Records from a data source

:::::

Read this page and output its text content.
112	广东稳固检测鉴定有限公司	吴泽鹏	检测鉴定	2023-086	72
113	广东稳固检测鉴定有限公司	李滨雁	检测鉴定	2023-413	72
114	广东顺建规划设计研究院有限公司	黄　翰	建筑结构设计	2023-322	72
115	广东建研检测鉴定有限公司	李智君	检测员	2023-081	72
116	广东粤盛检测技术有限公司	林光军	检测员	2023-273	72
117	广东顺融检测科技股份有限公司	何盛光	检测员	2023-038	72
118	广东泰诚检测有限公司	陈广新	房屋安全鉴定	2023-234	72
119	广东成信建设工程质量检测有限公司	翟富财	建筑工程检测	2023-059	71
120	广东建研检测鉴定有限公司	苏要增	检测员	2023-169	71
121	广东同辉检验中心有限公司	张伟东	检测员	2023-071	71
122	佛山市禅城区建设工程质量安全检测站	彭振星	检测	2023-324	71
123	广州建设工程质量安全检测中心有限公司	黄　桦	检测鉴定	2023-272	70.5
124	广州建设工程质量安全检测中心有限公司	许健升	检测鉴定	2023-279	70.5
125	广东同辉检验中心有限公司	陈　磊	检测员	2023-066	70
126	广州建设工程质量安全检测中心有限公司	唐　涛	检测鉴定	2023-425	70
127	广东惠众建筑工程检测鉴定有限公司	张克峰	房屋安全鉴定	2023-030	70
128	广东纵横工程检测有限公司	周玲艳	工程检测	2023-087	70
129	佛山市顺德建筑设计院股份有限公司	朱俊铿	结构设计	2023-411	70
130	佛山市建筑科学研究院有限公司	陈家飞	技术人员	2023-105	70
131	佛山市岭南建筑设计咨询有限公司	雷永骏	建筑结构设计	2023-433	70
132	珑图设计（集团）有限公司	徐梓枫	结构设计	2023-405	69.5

:::::

* Task details:
Copy each line of the preceding data that contains the string "广东同辉检验中心有限公司".

* Response:
121	广东同辉检验中心有限公司	张伟东	检测员	2023-071	71
125	广东同辉检验中心有限公司	陈　磊	检测员	2023-066	70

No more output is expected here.